>>>

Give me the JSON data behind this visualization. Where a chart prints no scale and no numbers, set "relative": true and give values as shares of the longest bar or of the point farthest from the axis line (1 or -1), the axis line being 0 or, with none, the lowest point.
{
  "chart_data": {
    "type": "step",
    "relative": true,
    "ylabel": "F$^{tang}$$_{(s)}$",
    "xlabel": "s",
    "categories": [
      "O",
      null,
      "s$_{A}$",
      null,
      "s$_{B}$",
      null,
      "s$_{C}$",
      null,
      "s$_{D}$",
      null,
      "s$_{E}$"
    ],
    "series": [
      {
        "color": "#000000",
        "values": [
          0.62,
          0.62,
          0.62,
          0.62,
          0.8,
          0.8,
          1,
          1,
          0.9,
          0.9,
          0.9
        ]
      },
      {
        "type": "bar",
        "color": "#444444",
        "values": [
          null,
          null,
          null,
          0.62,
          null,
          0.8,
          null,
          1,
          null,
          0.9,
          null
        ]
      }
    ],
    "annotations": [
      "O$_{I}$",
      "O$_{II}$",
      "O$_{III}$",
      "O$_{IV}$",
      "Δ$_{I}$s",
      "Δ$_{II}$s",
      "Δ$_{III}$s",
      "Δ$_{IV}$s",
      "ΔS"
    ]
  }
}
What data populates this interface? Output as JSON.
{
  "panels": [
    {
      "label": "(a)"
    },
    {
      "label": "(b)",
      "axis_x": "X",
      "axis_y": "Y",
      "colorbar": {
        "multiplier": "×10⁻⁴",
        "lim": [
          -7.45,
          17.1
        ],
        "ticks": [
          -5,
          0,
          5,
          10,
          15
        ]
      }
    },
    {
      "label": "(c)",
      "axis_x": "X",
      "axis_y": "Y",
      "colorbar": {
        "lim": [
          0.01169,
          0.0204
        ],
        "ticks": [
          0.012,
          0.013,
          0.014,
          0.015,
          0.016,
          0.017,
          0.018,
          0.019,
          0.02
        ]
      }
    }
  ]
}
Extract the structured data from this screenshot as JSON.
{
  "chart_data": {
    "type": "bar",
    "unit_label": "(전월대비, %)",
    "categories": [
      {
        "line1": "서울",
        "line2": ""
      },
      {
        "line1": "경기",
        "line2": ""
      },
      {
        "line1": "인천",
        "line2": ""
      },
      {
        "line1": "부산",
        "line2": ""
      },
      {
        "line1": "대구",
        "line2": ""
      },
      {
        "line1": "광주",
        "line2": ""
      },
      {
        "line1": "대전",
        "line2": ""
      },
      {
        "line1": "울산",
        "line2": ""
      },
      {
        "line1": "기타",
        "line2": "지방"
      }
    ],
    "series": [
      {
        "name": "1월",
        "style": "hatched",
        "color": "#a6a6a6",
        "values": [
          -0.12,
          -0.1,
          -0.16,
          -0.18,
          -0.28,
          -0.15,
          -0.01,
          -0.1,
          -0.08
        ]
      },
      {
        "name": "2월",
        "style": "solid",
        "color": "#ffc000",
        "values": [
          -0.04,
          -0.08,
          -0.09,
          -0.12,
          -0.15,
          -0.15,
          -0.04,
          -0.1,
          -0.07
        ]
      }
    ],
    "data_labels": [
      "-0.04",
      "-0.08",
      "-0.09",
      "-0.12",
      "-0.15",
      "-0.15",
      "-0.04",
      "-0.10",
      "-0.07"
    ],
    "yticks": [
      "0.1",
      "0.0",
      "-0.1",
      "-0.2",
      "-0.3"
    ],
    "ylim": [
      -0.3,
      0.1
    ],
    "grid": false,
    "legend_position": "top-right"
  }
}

<<<

SET PROBLEM — From the entries above, copy every line that holds the word "true".

PROBLEM SOLUTION —
Give me the JSON data behind this visualization. Where a chart prints no scale and no numbers, set "relative": true and give values as shares of the longest bar or of the point farthest from the axis line (1 or -1), the axis line being 0 or, with none, the lowest point.
    "relative": true,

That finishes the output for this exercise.